**Work required:**
Set down the records once more, please, exactly and with the pictures left out.

**Dataset records:**
··········

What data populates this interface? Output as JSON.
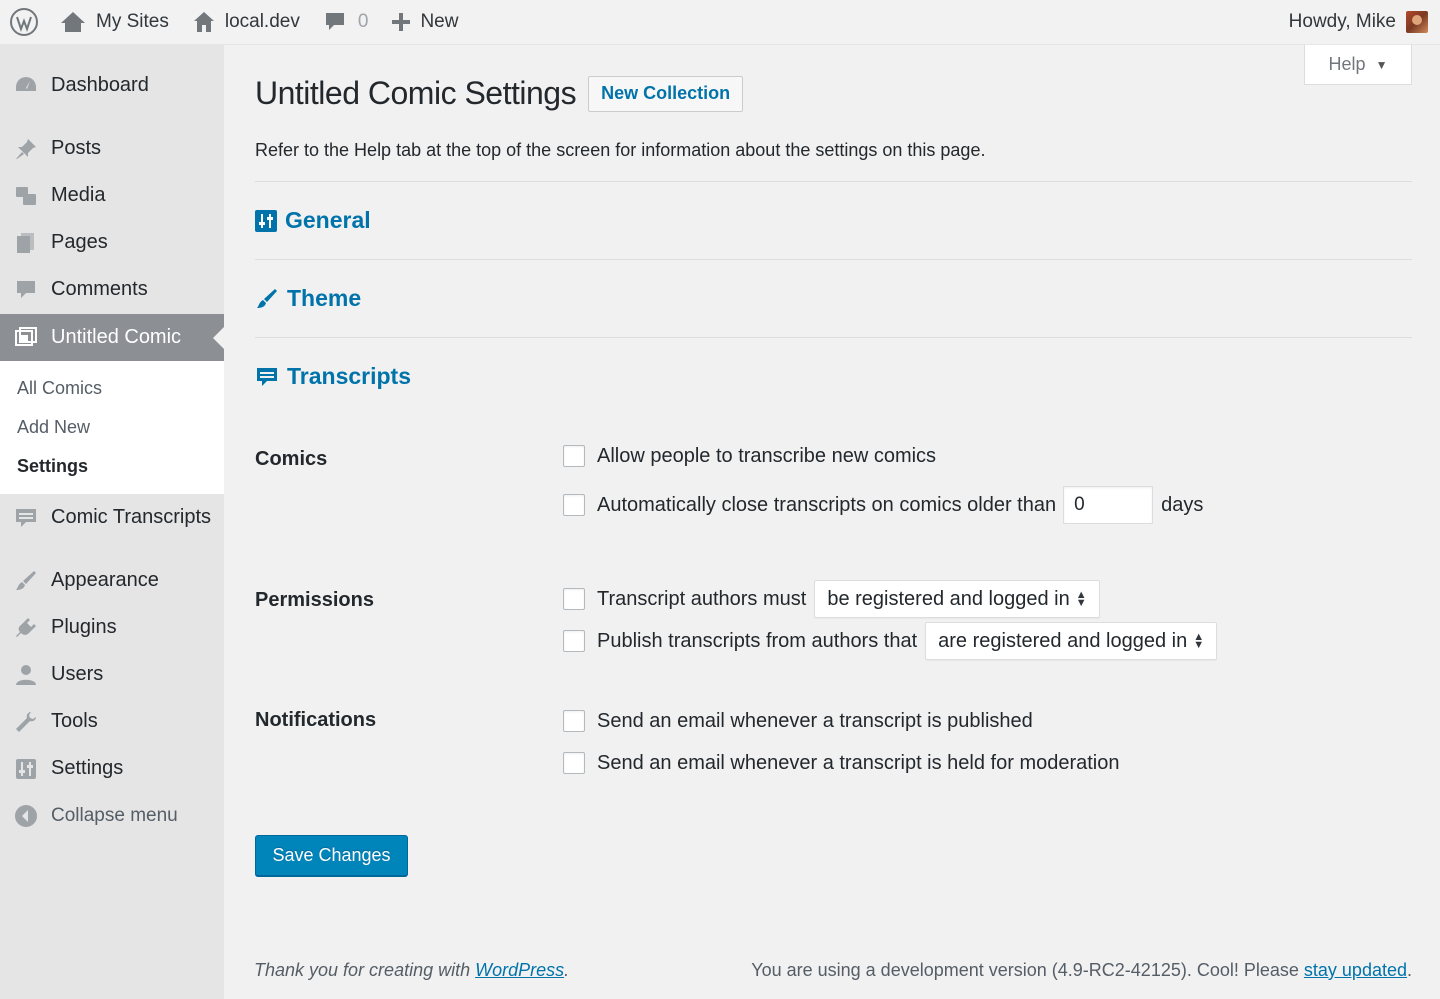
{
  "adminbar": {
    "my_sites": "My Sites",
    "site": "local.dev",
    "comments_count": "0",
    "new_label": "New",
    "howdy": "Howdy, Mike"
  },
  "sidebar": {
    "items": [
      {
        "label": "Dashboard",
        "icon": "dashboard-icon"
      },
      {
        "label": "Posts",
        "icon": "pin-icon"
      },
      {
        "label": "Media",
        "icon": "media-icon"
      },
      {
        "label": "Pages",
        "icon": "pages-icon"
      },
      {
        "label": "Comments",
        "icon": "comment-icon"
      },
      {
        "label": "Untitled Comic",
        "icon": "comic-icon"
      },
      {
        "label": "Comic Transcripts",
        "icon": "transcript-icon"
      },
      {
        "label": "Appearance",
        "icon": "brush-icon"
      },
      {
        "label": "Plugins",
        "icon": "plug-icon"
      },
      {
        "label": "Users",
        "icon": "user-icon"
      },
      {
        "label": "Tools",
        "icon": "wrench-icon"
      },
      {
        "label": "Settings",
        "icon": "sliders-icon"
      }
    ],
    "submenu": [
      "All Comics",
      "Add New",
      "Settings"
    ],
    "collapse": "Collapse menu"
  },
  "main": {
    "help": "Help",
    "title": "Untitled Comic Settings",
    "new_collection": "New Collection",
    "intro": "Refer to the Help tab at the top of the screen for information about the settings on this page.",
    "sections": [
      "General",
      "Theme",
      "Transcripts"
    ],
    "comics": {
      "label": "Comics",
      "opt1": "Allow people to transcribe new comics",
      "opt2": "Automatically close transcripts on comics older than",
      "days_value": "0",
      "days": "days"
    },
    "permissions": {
      "label": "Permissions",
      "opt1": "Transcript authors must",
      "select1": "be registered and logged in",
      "opt2": "Publish transcripts from authors that",
      "select2": "are registered and logged in"
    },
    "notifications": {
      "label": "Notifications",
      "opt1": "Send an email whenever a transcript is published",
      "opt2": "Send an email whenever a transcript is held for moderation"
    },
    "save": "Save Changes"
  },
  "footer": {
    "thanks_prefix": "Thank you for creating with ",
    "wordpress": "WordPress",
    "thanks_suffix": ".",
    "version": "You are using a development version (4.9-RC2-42125). Cool! Please ",
    "stay_updated": "stay updated",
    "version_suffix": "."
  }
}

··········

**Solved exercise:**
What data populates this interface? Output as JSON.
{
  "adminbar": {
    "my_sites": "My Sites",
    "site": "local.dev",
    "comments_count": "0",
    "new_label": "New",
    "howdy": "Howdy, Mike"
  },
  "sidebar": {
    "items": [
      {
        "label": "Dashboard",
        "icon": "dashboard-icon"
      },
      {
        "label": "Posts",
        "icon": "pin-icon"
      },
      {
        "label": "Media",
        "icon": "media-icon"
      },
      {
        "label": "Pages",
        "icon": "pages-icon"
      },
      {
        "label": "Comments",
        "icon": "comment-icon"
      },
      {
        "label": "Untitled Comic",
        "icon": "comic-icon"
      },
      {
        "label": "Comic Transcripts",
        "icon": "transcript-icon"
      },
      {
        "label": "Appearance",
        "icon": "brush-icon"
      },
      {
        "label": "Plugins",
        "icon": "plug-icon"
      },
      {
        "label": "Users",
        "icon": "user-icon"
      },
      {
        "label": "Tools",
        "icon": "wrench-icon"
      },
      {
        "label": "Settings",
        "icon": "sliders-icon"
      }
    ],
    "submenu": [
      "All Comics",
      "Add New",
      "Settings"
    ],
    "collapse": "Collapse menu"
  },
  "main": {
    "help": "Help",
    "title": "Untitled Comic Settings",
    "new_collection": "New Collection",
    "intro": "Refer to the Help tab at the top of the screen for information about the settings on this page.",
    "sections": [
      "General",
      "Theme",
      "Transcripts"
    ],
    "comics": {
      "label": "Comics",
      "opt1": "Allow people to transcribe new comics",
      "opt2": "Automatically close transcripts on comics older than",
      "days_value": "0",
      "days": "days"
    },
    "permissions": {
      "label": "Permissions",
      "opt1": "Transcript authors must",
      "select1": "be registered and logged in",
      "opt2": "Publish transcripts from authors that",
      "select2": "are registered and logged in"
    },
    "notifications": {
      "label": "Notifications",
      "opt1": "Send an email whenever a transcript is published",
      "opt2": "Send an email whenever a transcript is held for moderation"
    },
    "save": "Save Changes"
  },
  "footer": {
    "thanks_prefix": "Thank you for creating with ",
    "wordpress": "WordPress",
    "thanks_suffix": ".",
    "version": "You are using a development version (4.9-RC2-42125). Cool! Please ",
    "stay_updated": "stay updated",
    "version_suffix": "."
  }
}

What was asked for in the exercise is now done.